Set problem: Make an exact copy of the lines, leaving the pictures out.

Data to use:
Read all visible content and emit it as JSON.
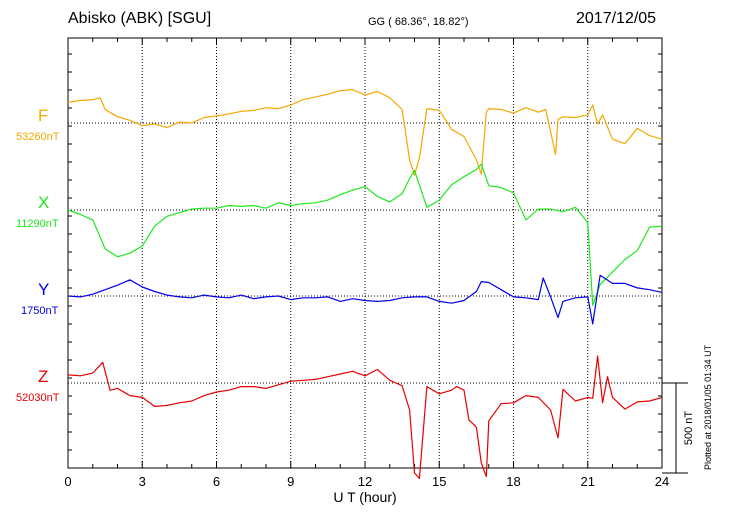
{
  "header": {
    "station": "Abisko (ABK)  [SGU]",
    "coords": "GG ( 68.36°,  18.82°)",
    "date": "2017/12/05"
  },
  "footer": {
    "plotted": "Plotted at 2018/01/05 01:34 UT",
    "scale": "500 nT"
  },
  "chart_data": {
    "type": "line",
    "xlabel": "U T (hour)",
    "xlim": [
      0,
      24
    ],
    "xticks": [
      0,
      3,
      6,
      9,
      12,
      15,
      18,
      21,
      24
    ],
    "scale_bar_nT": 500,
    "grid": true,
    "series": [
      {
        "name": "F",
        "baseline": "53260nT",
        "color": "#f5a800",
        "x": [
          0,
          0.5,
          1,
          1.3,
          1.5,
          2,
          2.5,
          3,
          3.5,
          4,
          4.5,
          5,
          5.5,
          6,
          6.5,
          7,
          7.5,
          8,
          8.5,
          9,
          9.5,
          10,
          10.5,
          11,
          11.5,
          12,
          12.5,
          13,
          13.5,
          13.8,
          14,
          14.2,
          14.5,
          15,
          15.5,
          16,
          16.5,
          16.7,
          16.9,
          17,
          17.5,
          18,
          18.5,
          19,
          19.3,
          19.7,
          19.8,
          20,
          20.5,
          21,
          21.2,
          21.4,
          21.6,
          22,
          22.5,
          23,
          23.5,
          24
        ],
        "y": [
          115,
          125,
          130,
          140,
          75,
          35,
          15,
          -15,
          -5,
          -25,
          5,
          0,
          30,
          40,
          50,
          65,
          70,
          85,
          80,
          100,
          130,
          145,
          160,
          180,
          185,
          155,
          175,
          140,
          75,
          -205,
          -290,
          -195,
          80,
          70,
          -35,
          -75,
          -205,
          -285,
          60,
          80,
          75,
          55,
          85,
          60,
          75,
          -175,
          20,
          35,
          30,
          45,
          100,
          -5,
          45,
          -90,
          -115,
          -30,
          -70,
          -90
        ]
      },
      {
        "name": "X",
        "baseline": "11290nT",
        "color": "#1ee81e",
        "x": [
          0,
          0.5,
          1,
          1.5,
          2,
          2.5,
          3,
          3.5,
          4,
          4.5,
          5,
          5.5,
          6,
          6.5,
          7,
          7.5,
          8,
          8.5,
          9,
          9.5,
          10,
          10.5,
          11,
          11.5,
          12,
          12.5,
          13,
          13.5,
          13.8,
          14,
          14.5,
          15,
          15.5,
          16,
          16.5,
          16.7,
          17,
          17.5,
          18,
          18.5,
          19,
          19.5,
          20,
          20.5,
          21,
          21.2,
          21.5,
          22,
          22.5,
          23,
          23.5,
          24
        ],
        "y": [
          0,
          -25,
          -55,
          -215,
          -260,
          -240,
          -200,
          -90,
          -35,
          -15,
          5,
          10,
          10,
          25,
          20,
          25,
          10,
          40,
          25,
          35,
          40,
          55,
          85,
          110,
          130,
          75,
          45,
          90,
          175,
          220,
          15,
          55,
          140,
          185,
          225,
          255,
          135,
          125,
          95,
          -55,
          5,
          5,
          -10,
          15,
          -70,
          -530,
          -415,
          -345,
          -275,
          -225,
          -95,
          -90
        ]
      },
      {
        "name": "Y",
        "baseline": "1750nT",
        "color": "#0000e8",
        "x": [
          0,
          0.5,
          1,
          1.5,
          2,
          2.5,
          3,
          3.5,
          4,
          4.5,
          5,
          5.5,
          6,
          6.5,
          7,
          7.5,
          8,
          8.5,
          9,
          9.5,
          10,
          10.5,
          11,
          11.5,
          12,
          12.5,
          13,
          13.5,
          14,
          14.5,
          15,
          15.5,
          16,
          16.5,
          16.7,
          17,
          17.5,
          18,
          18.5,
          19,
          19.2,
          19.5,
          19.8,
          20,
          20.5,
          21,
          21.2,
          21.5,
          22,
          22.5,
          23,
          23.5,
          24
        ],
        "y": [
          0,
          -5,
          10,
          35,
          60,
          90,
          50,
          25,
          5,
          -5,
          -10,
          5,
          -5,
          -10,
          5,
          -15,
          -5,
          0,
          -20,
          -10,
          -10,
          -5,
          -30,
          -15,
          -25,
          -30,
          -25,
          -10,
          -5,
          -5,
          -30,
          -40,
          -25,
          25,
          80,
          75,
          35,
          -5,
          -10,
          -20,
          100,
          -5,
          -120,
          -30,
          -10,
          -5,
          -155,
          115,
          70,
          70,
          45,
          35,
          20
        ]
      },
      {
        "name": "Z",
        "baseline": "52030nT",
        "color": "#e60000",
        "x": [
          0,
          0.5,
          1,
          1.4,
          1.7,
          2,
          2.5,
          3,
          3.5,
          4,
          4.5,
          5,
          5.5,
          6,
          6.5,
          7,
          7.5,
          8,
          8.5,
          9,
          9.5,
          10,
          10.5,
          11,
          11.5,
          12,
          12.5,
          13,
          13.5,
          13.8,
          14,
          14.2,
          14.5,
          15,
          15.5,
          15.7,
          16,
          16.2,
          16.5,
          16.7,
          16.9,
          17,
          17.5,
          18,
          18.5,
          19,
          19.5,
          19.8,
          20,
          20.5,
          21,
          21.2,
          21.4,
          21.6,
          21.8,
          22,
          22.5,
          23,
          23.5,
          24
        ],
        "y": [
          45,
          40,
          55,
          115,
          -40,
          -30,
          -70,
          -80,
          -130,
          -125,
          -110,
          -100,
          -70,
          -50,
          -40,
          -20,
          -20,
          -30,
          -10,
          10,
          15,
          20,
          35,
          50,
          65,
          40,
          75,
          15,
          -15,
          -150,
          -500,
          -530,
          -20,
          -60,
          -40,
          -20,
          -40,
          -205,
          -245,
          -445,
          -520,
          -210,
          -115,
          -110,
          -70,
          -80,
          -150,
          -305,
          -35,
          -100,
          -80,
          -85,
          150,
          -110,
          35,
          -80,
          -145,
          -105,
          -100,
          -80
        ]
      }
    ]
  }
}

Full answer:
Read all visible content and emit it as JSON.
{
  "header": {
    "station": "Abisko (ABK)  [SGU]",
    "coords": "GG ( 68.36°,  18.82°)",
    "date": "2017/12/05"
  },
  "footer": {
    "plotted": "Plotted at 2018/01/05 01:34 UT",
    "scale": "500 nT"
  },
  "chart_data": {
    "type": "line",
    "xlabel": "U T (hour)",
    "xlim": [
      0,
      24
    ],
    "xticks": [
      0,
      3,
      6,
      9,
      12,
      15,
      18,
      21,
      24
    ],
    "scale_bar_nT": 500,
    "grid": true,
    "series": [
      {
        "name": "F",
        "baseline": "53260nT",
        "color": "#f5a800",
        "x": [
          0,
          0.5,
          1,
          1.3,
          1.5,
          2,
          2.5,
          3,
          3.5,
          4,
          4.5,
          5,
          5.5,
          6,
          6.5,
          7,
          7.5,
          8,
          8.5,
          9,
          9.5,
          10,
          10.5,
          11,
          11.5,
          12,
          12.5,
          13,
          13.5,
          13.8,
          14,
          14.2,
          14.5,
          15,
          15.5,
          16,
          16.5,
          16.7,
          16.9,
          17,
          17.5,
          18,
          18.5,
          19,
          19.3,
          19.7,
          19.8,
          20,
          20.5,
          21,
          21.2,
          21.4,
          21.6,
          22,
          22.5,
          23,
          23.5,
          24
        ],
        "y": [
          115,
          125,
          130,
          140,
          75,
          35,
          15,
          -15,
          -5,
          -25,
          5,
          0,
          30,
          40,
          50,
          65,
          70,
          85,
          80,
          100,
          130,
          145,
          160,
          180,
          185,
          155,
          175,
          140,
          75,
          -205,
          -290,
          -195,
          80,
          70,
          -35,
          -75,
          -205,
          -285,
          60,
          80,
          75,
          55,
          85,
          60,
          75,
          -175,
          20,
          35,
          30,
          45,
          100,
          -5,
          45,
          -90,
          -115,
          -30,
          -70,
          -90
        ]
      },
      {
        "name": "X",
        "baseline": "11290nT",
        "color": "#1ee81e",
        "x": [
          0,
          0.5,
          1,
          1.5,
          2,
          2.5,
          3,
          3.5,
          4,
          4.5,
          5,
          5.5,
          6,
          6.5,
          7,
          7.5,
          8,
          8.5,
          9,
          9.5,
          10,
          10.5,
          11,
          11.5,
          12,
          12.5,
          13,
          13.5,
          13.8,
          14,
          14.5,
          15,
          15.5,
          16,
          16.5,
          16.7,
          17,
          17.5,
          18,
          18.5,
          19,
          19.5,
          20,
          20.5,
          21,
          21.2,
          21.5,
          22,
          22.5,
          23,
          23.5,
          24
        ],
        "y": [
          0,
          -25,
          -55,
          -215,
          -260,
          -240,
          -200,
          -90,
          -35,
          -15,
          5,
          10,
          10,
          25,
          20,
          25,
          10,
          40,
          25,
          35,
          40,
          55,
          85,
          110,
          130,
          75,
          45,
          90,
          175,
          220,
          15,
          55,
          140,
          185,
          225,
          255,
          135,
          125,
          95,
          -55,
          5,
          5,
          -10,
          15,
          -70,
          -530,
          -415,
          -345,
          -275,
          -225,
          -95,
          -90
        ]
      },
      {
        "name": "Y",
        "baseline": "1750nT",
        "color": "#0000e8",
        "x": [
          0,
          0.5,
          1,
          1.5,
          2,
          2.5,
          3,
          3.5,
          4,
          4.5,
          5,
          5.5,
          6,
          6.5,
          7,
          7.5,
          8,
          8.5,
          9,
          9.5,
          10,
          10.5,
          11,
          11.5,
          12,
          12.5,
          13,
          13.5,
          14,
          14.5,
          15,
          15.5,
          16,
          16.5,
          16.7,
          17,
          17.5,
          18,
          18.5,
          19,
          19.2,
          19.5,
          19.8,
          20,
          20.5,
          21,
          21.2,
          21.5,
          22,
          22.5,
          23,
          23.5,
          24
        ],
        "y": [
          0,
          -5,
          10,
          35,
          60,
          90,
          50,
          25,
          5,
          -5,
          -10,
          5,
          -5,
          -10,
          5,
          -15,
          -5,
          0,
          -20,
          -10,
          -10,
          -5,
          -30,
          -15,
          -25,
          -30,
          -25,
          -10,
          -5,
          -5,
          -30,
          -40,
          -25,
          25,
          80,
          75,
          35,
          -5,
          -10,
          -20,
          100,
          -5,
          -120,
          -30,
          -10,
          -5,
          -155,
          115,
          70,
          70,
          45,
          35,
          20
        ]
      },
      {
        "name": "Z",
        "baseline": "52030nT",
        "color": "#e60000",
        "x": [
          0,
          0.5,
          1,
          1.4,
          1.7,
          2,
          2.5,
          3,
          3.5,
          4,
          4.5,
          5,
          5.5,
          6,
          6.5,
          7,
          7.5,
          8,
          8.5,
          9,
          9.5,
          10,
          10.5,
          11,
          11.5,
          12,
          12.5,
          13,
          13.5,
          13.8,
          14,
          14.2,
          14.5,
          15,
          15.5,
          15.7,
          16,
          16.2,
          16.5,
          16.7,
          16.9,
          17,
          17.5,
          18,
          18.5,
          19,
          19.5,
          19.8,
          20,
          20.5,
          21,
          21.2,
          21.4,
          21.6,
          21.8,
          22,
          22.5,
          23,
          23.5,
          24
        ],
        "y": [
          45,
          40,
          55,
          115,
          -40,
          -30,
          -70,
          -80,
          -130,
          -125,
          -110,
          -100,
          -70,
          -50,
          -40,
          -20,
          -20,
          -30,
          -10,
          10,
          15,
          20,
          35,
          50,
          65,
          40,
          75,
          15,
          -15,
          -150,
          -500,
          -530,
          -20,
          -60,
          -40,
          -20,
          -40,
          -205,
          -245,
          -445,
          -520,
          -210,
          -115,
          -110,
          -70,
          -80,
          -150,
          -305,
          -35,
          -100,
          -80,
          -85,
          150,
          -110,
          35,
          -80,
          -145,
          -105,
          -100,
          -80
        ]
      }
    ]
  }
}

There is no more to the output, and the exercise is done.